Check every line below for the word "Hrsg" and give only the number of lines where it appears.

### Records to process ###

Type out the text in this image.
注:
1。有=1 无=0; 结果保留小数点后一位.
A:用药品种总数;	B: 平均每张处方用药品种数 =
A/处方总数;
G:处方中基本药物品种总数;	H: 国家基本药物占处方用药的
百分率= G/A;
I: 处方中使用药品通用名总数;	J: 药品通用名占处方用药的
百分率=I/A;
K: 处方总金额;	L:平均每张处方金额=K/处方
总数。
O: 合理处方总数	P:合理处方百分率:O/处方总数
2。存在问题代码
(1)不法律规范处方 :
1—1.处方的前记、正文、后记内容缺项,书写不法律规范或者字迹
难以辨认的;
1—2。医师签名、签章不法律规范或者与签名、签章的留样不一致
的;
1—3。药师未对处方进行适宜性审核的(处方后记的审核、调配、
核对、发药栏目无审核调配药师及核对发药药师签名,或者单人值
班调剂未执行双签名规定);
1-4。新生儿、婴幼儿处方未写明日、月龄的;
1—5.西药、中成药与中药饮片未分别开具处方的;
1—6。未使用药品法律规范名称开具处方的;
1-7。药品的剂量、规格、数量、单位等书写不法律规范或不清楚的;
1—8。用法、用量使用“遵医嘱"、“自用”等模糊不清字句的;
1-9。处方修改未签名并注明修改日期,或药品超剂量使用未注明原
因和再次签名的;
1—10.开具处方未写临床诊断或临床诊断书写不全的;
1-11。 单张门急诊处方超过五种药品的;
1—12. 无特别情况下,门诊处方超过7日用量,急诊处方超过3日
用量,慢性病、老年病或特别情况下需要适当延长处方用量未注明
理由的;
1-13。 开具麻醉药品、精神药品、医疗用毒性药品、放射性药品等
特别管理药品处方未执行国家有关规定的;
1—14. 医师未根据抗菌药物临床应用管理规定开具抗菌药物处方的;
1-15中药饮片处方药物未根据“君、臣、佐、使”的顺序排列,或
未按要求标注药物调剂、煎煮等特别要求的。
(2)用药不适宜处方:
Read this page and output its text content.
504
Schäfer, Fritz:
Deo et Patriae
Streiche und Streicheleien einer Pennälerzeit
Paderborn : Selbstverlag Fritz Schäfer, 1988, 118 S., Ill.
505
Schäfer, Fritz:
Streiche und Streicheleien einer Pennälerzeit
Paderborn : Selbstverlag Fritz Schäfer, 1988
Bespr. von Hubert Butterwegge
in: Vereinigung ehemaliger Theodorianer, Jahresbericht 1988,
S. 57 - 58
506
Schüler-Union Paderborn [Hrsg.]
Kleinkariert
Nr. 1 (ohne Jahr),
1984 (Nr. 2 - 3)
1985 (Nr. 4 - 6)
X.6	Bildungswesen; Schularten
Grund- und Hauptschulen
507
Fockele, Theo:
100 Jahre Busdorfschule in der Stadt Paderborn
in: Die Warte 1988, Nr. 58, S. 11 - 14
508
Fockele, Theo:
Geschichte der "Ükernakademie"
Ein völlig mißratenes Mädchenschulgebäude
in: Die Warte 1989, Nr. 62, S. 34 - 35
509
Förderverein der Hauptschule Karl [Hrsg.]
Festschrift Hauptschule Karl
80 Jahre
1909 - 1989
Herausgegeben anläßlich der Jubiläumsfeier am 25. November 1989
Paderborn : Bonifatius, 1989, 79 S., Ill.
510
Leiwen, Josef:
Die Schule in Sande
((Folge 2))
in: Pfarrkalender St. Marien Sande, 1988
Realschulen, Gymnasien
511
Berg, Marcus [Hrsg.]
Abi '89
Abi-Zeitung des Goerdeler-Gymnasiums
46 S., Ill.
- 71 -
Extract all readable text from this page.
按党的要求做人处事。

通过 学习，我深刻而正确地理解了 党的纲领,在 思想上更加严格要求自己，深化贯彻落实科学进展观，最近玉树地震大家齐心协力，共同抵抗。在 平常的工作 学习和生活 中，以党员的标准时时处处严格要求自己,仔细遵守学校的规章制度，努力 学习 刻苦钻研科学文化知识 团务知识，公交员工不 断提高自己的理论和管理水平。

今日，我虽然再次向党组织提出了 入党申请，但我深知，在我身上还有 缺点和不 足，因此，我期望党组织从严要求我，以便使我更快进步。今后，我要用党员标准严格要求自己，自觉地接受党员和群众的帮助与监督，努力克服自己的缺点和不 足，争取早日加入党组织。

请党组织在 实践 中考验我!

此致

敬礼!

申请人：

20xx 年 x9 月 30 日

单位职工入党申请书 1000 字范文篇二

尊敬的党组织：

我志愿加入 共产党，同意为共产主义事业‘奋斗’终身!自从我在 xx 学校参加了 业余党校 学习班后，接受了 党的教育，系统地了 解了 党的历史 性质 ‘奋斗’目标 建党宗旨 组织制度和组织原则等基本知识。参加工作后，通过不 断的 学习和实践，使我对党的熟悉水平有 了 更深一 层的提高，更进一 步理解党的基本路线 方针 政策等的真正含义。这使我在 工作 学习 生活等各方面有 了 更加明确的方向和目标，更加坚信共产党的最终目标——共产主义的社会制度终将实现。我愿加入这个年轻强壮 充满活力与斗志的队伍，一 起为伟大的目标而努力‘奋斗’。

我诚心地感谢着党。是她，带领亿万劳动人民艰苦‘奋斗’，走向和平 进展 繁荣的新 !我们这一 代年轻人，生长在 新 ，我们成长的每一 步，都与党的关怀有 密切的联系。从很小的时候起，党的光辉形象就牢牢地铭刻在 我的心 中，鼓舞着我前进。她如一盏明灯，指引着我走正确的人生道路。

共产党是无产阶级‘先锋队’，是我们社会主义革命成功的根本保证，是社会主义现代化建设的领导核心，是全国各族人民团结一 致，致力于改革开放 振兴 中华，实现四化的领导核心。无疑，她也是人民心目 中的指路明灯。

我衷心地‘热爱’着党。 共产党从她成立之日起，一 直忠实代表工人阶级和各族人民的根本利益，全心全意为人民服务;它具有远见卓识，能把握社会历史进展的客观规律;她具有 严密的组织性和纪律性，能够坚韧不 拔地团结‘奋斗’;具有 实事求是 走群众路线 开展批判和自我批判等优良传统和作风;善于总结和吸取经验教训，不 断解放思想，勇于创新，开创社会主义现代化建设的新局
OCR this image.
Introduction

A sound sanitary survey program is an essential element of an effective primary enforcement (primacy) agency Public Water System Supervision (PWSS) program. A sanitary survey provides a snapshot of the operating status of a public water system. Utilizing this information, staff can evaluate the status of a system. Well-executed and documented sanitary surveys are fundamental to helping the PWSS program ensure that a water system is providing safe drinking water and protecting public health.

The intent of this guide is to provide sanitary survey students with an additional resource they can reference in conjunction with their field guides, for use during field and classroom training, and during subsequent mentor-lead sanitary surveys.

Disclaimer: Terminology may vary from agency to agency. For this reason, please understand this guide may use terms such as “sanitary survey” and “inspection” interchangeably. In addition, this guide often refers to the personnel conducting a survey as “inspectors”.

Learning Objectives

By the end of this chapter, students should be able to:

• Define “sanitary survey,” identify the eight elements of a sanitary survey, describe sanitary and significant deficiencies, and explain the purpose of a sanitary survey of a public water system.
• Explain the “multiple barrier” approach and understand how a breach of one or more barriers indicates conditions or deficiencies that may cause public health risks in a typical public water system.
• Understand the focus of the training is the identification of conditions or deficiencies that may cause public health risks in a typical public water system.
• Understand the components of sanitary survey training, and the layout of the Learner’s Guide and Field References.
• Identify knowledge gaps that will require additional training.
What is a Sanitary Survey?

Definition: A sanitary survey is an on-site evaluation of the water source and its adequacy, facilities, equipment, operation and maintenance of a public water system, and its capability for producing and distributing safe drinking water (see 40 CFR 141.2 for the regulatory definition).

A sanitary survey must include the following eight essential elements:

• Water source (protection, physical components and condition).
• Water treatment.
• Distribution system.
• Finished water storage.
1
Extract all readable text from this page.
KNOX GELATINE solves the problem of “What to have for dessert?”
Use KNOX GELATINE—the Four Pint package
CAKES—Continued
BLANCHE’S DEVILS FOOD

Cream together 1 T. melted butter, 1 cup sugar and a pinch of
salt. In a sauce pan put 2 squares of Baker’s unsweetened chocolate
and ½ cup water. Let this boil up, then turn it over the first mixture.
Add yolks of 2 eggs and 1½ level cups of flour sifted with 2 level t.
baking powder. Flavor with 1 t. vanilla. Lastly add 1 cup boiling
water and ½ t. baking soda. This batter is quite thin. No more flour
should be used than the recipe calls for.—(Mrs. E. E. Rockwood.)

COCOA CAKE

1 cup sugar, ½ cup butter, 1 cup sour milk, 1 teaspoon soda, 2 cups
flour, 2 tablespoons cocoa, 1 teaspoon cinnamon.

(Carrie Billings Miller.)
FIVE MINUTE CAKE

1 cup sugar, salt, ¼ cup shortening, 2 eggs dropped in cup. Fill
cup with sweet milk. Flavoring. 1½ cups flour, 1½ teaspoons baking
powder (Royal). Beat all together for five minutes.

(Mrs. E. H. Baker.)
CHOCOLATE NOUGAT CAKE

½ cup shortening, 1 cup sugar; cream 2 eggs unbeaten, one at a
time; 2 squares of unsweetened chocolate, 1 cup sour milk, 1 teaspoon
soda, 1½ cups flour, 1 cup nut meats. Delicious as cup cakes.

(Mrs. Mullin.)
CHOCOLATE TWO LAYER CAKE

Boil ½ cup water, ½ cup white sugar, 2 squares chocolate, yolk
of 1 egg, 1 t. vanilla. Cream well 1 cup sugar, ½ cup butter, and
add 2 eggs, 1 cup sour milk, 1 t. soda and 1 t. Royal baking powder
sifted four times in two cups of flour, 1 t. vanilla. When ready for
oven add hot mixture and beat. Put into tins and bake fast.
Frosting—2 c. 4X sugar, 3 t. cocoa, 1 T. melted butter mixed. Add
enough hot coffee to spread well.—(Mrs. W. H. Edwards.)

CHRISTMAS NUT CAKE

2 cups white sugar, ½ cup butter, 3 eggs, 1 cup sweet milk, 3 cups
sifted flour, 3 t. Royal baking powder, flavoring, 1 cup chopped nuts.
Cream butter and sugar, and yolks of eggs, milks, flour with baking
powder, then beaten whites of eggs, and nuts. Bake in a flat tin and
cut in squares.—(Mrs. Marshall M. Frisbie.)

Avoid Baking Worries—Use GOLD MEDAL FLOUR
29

###

▸ **Task solution**: 3